--- EXERCISE PROMPT ---
For each line that holds "this", copy the line out.

[Stored dataset items]
====================

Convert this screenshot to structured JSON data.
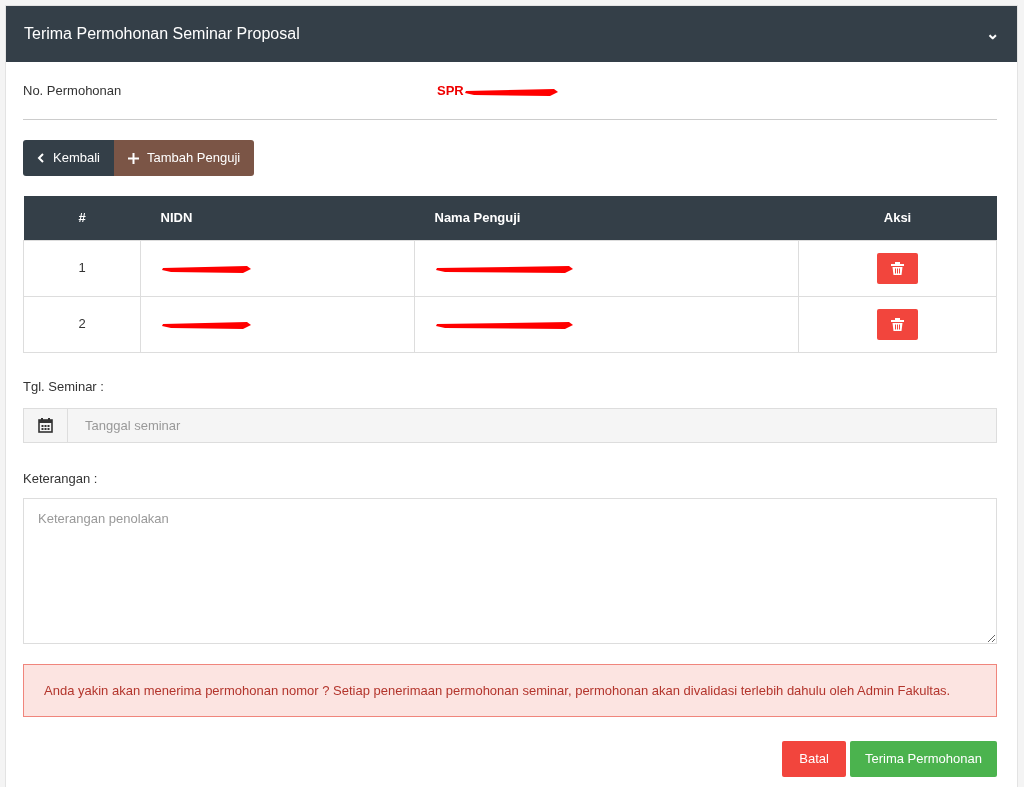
{
  "card": {
    "title": "Terima Permohonan Seminar Proposal",
    "collapse_icon": "⌄"
  },
  "request": {
    "label": "No. Permohonan",
    "value": "SPR",
    "redacted": true
  },
  "toolbar": {
    "back": "Kembali",
    "add": "Tambah Penguji"
  },
  "table": {
    "columns": [
      "#",
      "NIDN",
      "Nama Penguji",
      "Aksi"
    ],
    "rows": [
      {
        "number": "1",
        "nidn_redacted": true,
        "name_redacted": true
      },
      {
        "number": "2",
        "nidn_redacted": true,
        "name_redacted": true
      }
    ]
  },
  "seminar_date": {
    "label": "Tgl. Seminar :",
    "placeholder": "Tanggal seminar"
  },
  "notes": {
    "label": "Keterangan :",
    "placeholder": "Keterangan penolakan"
  },
  "alert": "Anda yakin akan menerima permohonan nomor ? Setiap penerimaan permohonan seminar, permohonan akan divalidasi terlebih dahulu oleh Admin Fakultas.",
  "buttons": {
    "cancel": "Batal",
    "accept": "Terima Permohonan"
  }
}
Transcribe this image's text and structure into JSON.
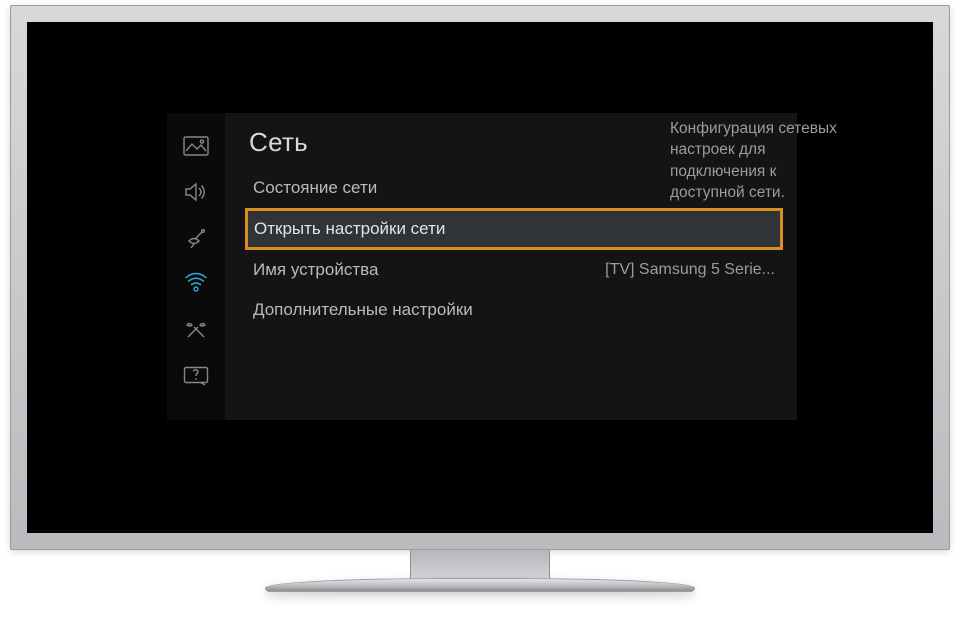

====================

--- TASK SOLUTION ---
Convert this screenshot to structured JSON data.
Transcribe this image's text and structure into JSON.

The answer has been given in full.